Dataset rows -
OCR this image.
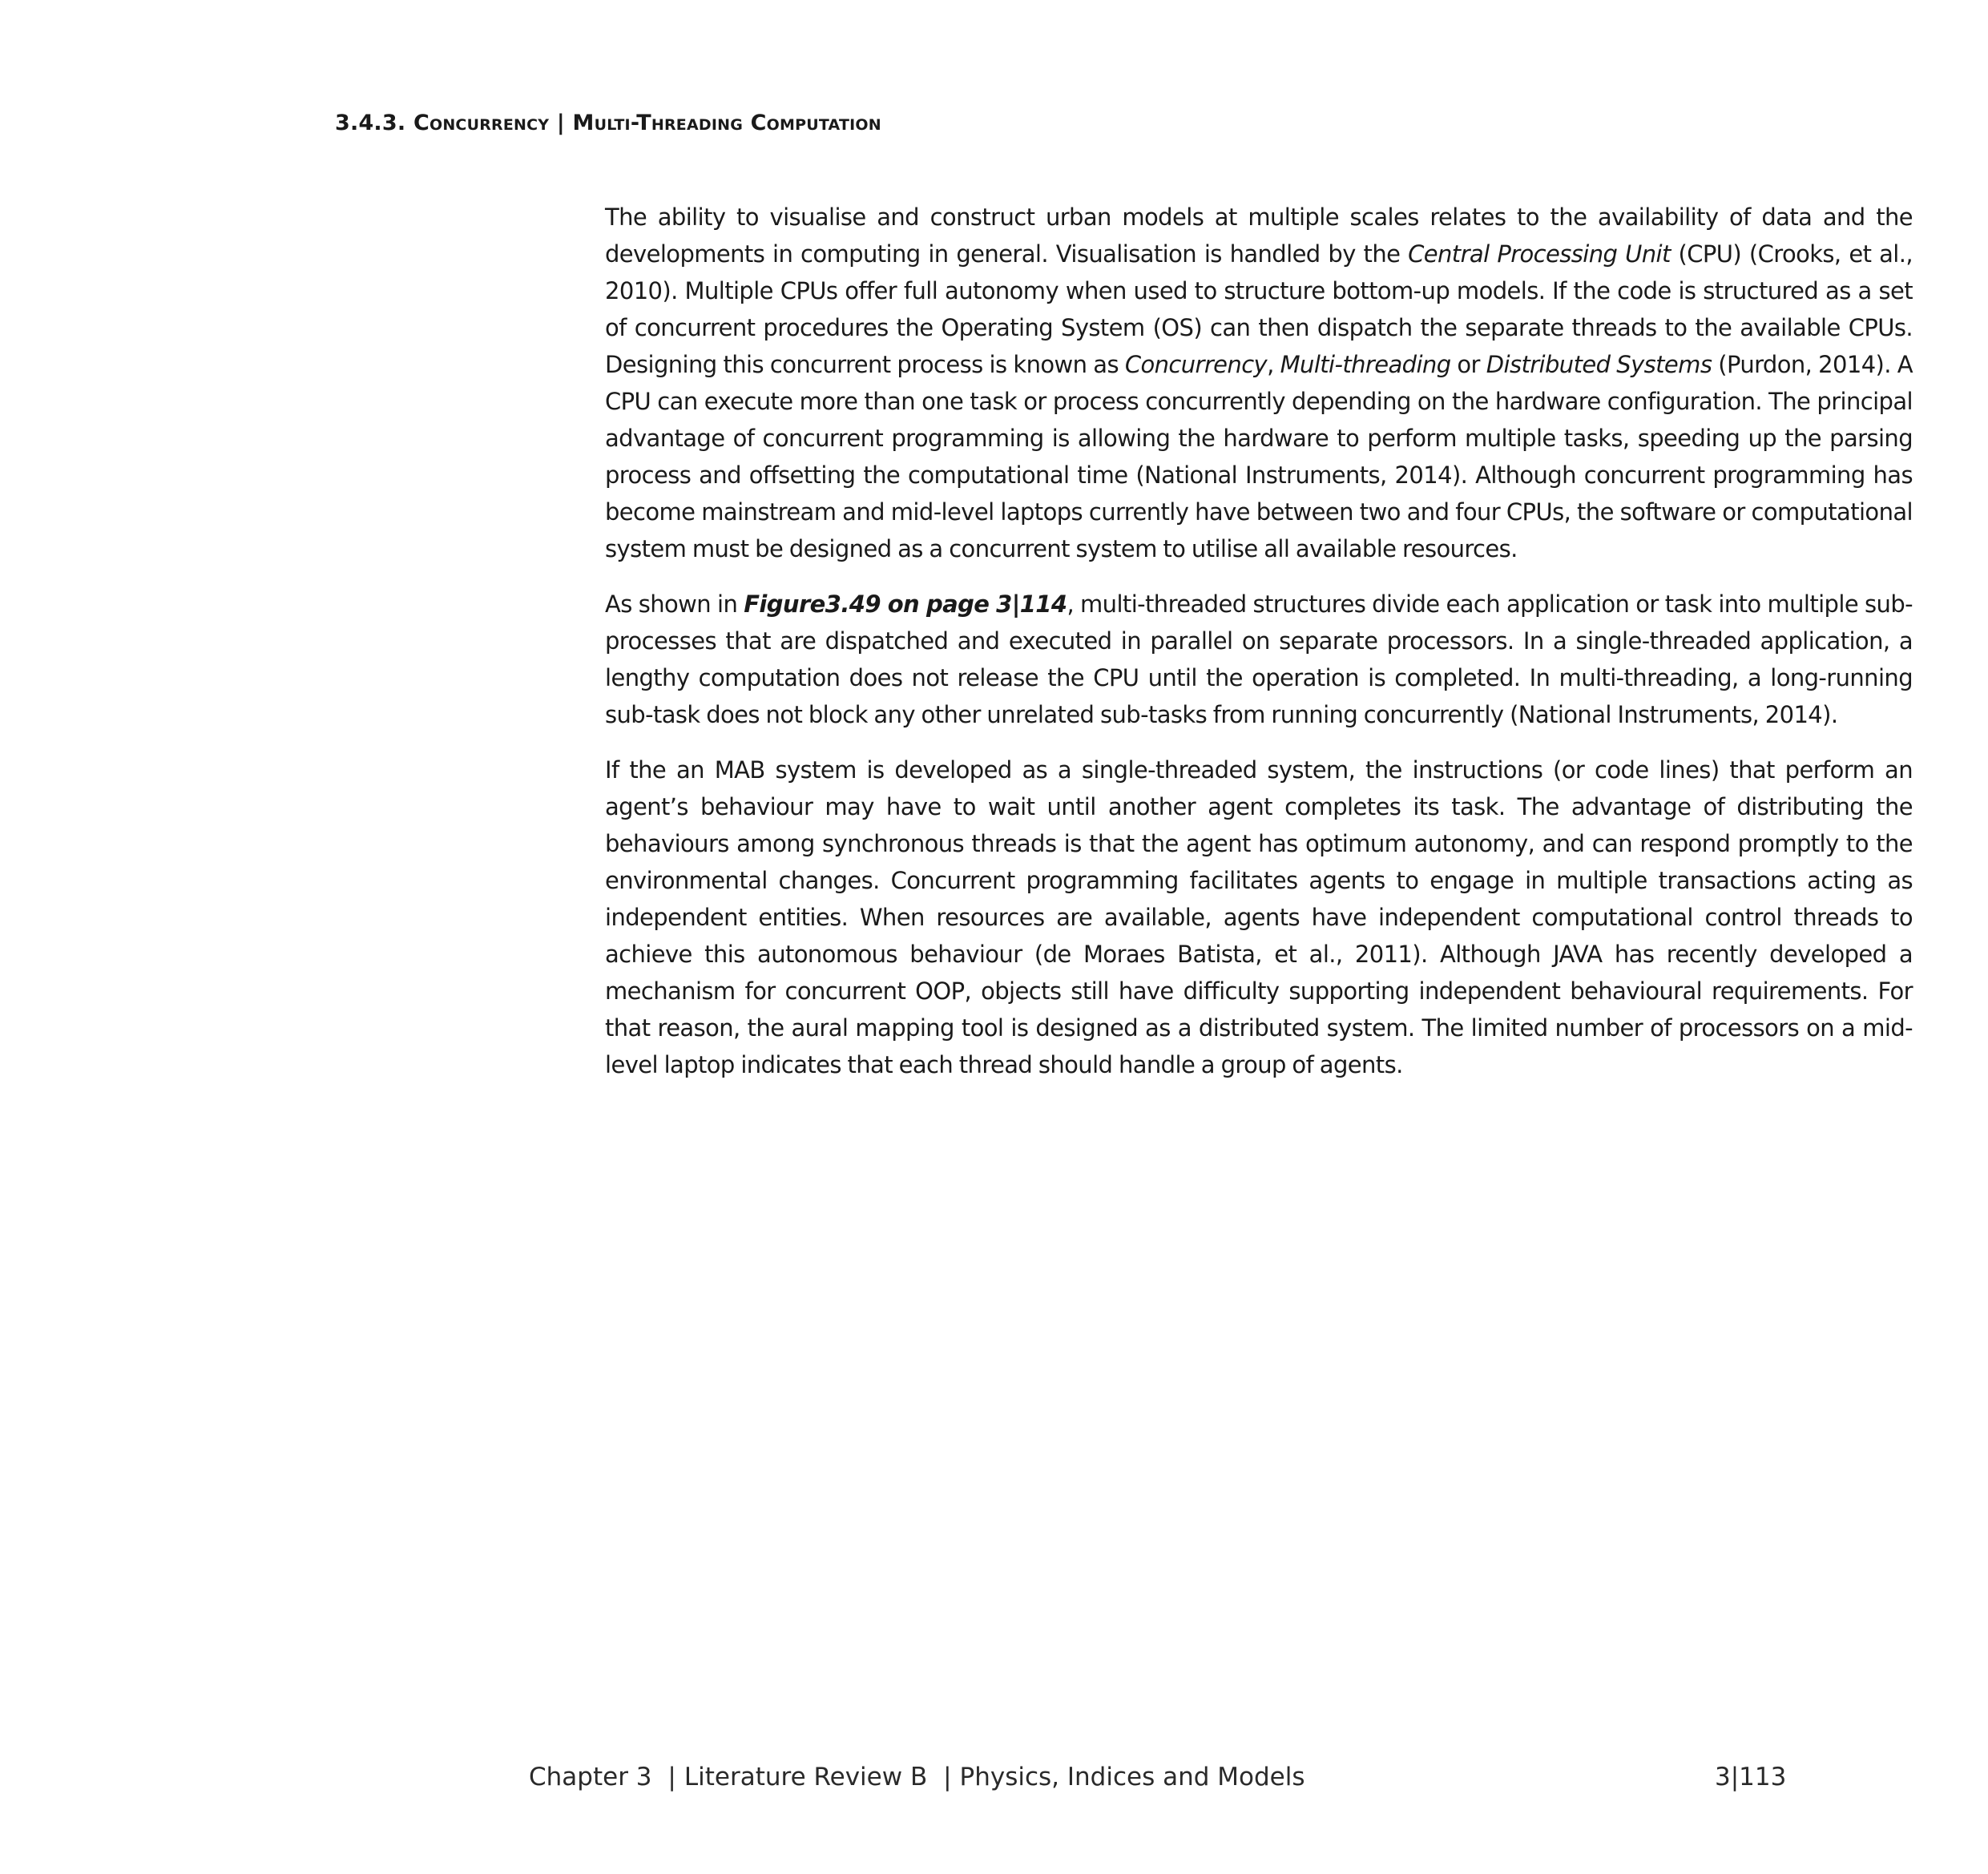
3.4.3. Concurrency | Multi-Threading Computation

The ability to visualise and construct urban models at multiple scales relates to the availability of data and the developments in computing in general. Visualisation is handled by the Central Processing Unit (CPU) (Crooks, et al., 2010). Multiple CPUs offer full autonomy when used to structure bottom-up models. If the code is structured as a set of concurrent procedures the Operating System (OS) can then dispatch the separate threads to the available CPUs. Designing this concurrent process is known as Concurrency, Multi-threading or Distributed Systems (Purdon, 2014). A CPU can execute more than one task or process concurrently depending on the hardware configuration. The principal advantage of concurrent programming is allowing the hardware to perform multiple tasks, speeding up the parsing process and offsetting the computational time (National Instruments, 2014). Although concurrent programming has become mainstream and mid-level laptops currently have between two and four CPUs, the software or computational system must be designed as a concurrent system to utilise all available resources.

As shown in Figure3.49 on page 3|114, multi-threaded structures divide each application or task into multiple sub-processes that are dispatched and executed in parallel on separate processors. In a single-threaded application, a lengthy computation does not release the CPU until the operation is completed. In multi-threading, a long-running sub-task does not block any other unrelated sub-tasks from running concurrently (National Instruments, 2014).

If the an MAB system is developed as a single-threaded system, the instructions (or code lines) that perform an agent’s behaviour may have to wait until another agent completes its task. The advantage of distributing the behaviours among synchronous threads is that the agent has optimum autonomy, and can respond promptly to the environmental changes. Concurrent programming facilitates agents to engage in multiple transactions acting as independent entities. When resources are available, agents have independent computational control threads to achieve this autonomous behaviour (de Moraes Batista, et al., 2011). Although JAVA has recently developed a mechanism for concurrent OOP, objects still have difficulty supporting independent behavioural requirements. For that reason, the aural mapping tool is designed as a distributed system. The limited number of processors on a mid-level laptop indicates that each thread should handle a group of agents.

Chapter 3 | Literature Review B | Physics, Indices and Models	3|113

Stated problem - Leaving all pictures aside, quote each record exactly.

Solution for this task -
OCR this image.
3.4.3. Concurrency | Multi-Threading Computation

The ability to visualise and construct urban models at multiple scales relates to the availability of data and the developments in computing in general. Visualisation is handled by the Central Processing Unit (CPU) (Crooks, et al., 2010). Multiple CPUs offer full autonomy when used to structure bottom-up models. If the code is structured as a set of concurrent procedures the Operating System (OS) can then dispatch the separate threads to the available CPUs. Designing this concurrent process is known as Concurrency, Multi-threading or Distributed Systems (Purdon, 2014). A CPU can execute more than one task or process concurrently depending on the hardware configuration. The principal advantage of concurrent programming is allowing the hardware to perform multiple tasks, speeding up the parsing process and offsetting the computational time (National Instruments, 2014). Although concurrent programming has become mainstream and mid-level laptops currently have between two and four CPUs, the software or computational system must be designed as a concurrent system to utilise all available resources.

As shown in Figure3.49 on page 3|114, multi-threaded structures divide each application or task into multiple sub-processes that are dispatched and executed in parallel on separate processors. In a single-threaded application, a lengthy computation does not release the CPU until the operation is completed. In multi-threading, a long-running sub-task does not block any other unrelated sub-tasks from running concurrently (National Instruments, 2014).

If the an MAB system is developed as a single-threaded system, the instructions (or code lines) that perform an agent’s behaviour may have to wait until another agent completes its task. The advantage of distributing the behaviours among synchronous threads is that the agent has optimum autonomy, and can respond promptly to the environmental changes. Concurrent programming facilitates agents to engage in multiple transactions acting as independent entities. When resources are available, agents have independent computational control threads to achieve this autonomous behaviour (de Moraes Batista, et al., 2011). Although JAVA has recently developed a mechanism for concurrent OOP, objects still have difficulty supporting independent behavioural requirements. For that reason, the aural mapping tool is designed as a distributed system. The limited number of processors on a mid-level laptop indicates that each thread should handle a group of agents.

Chapter 3 | Literature Review B | Physics, Indices and Models	3|113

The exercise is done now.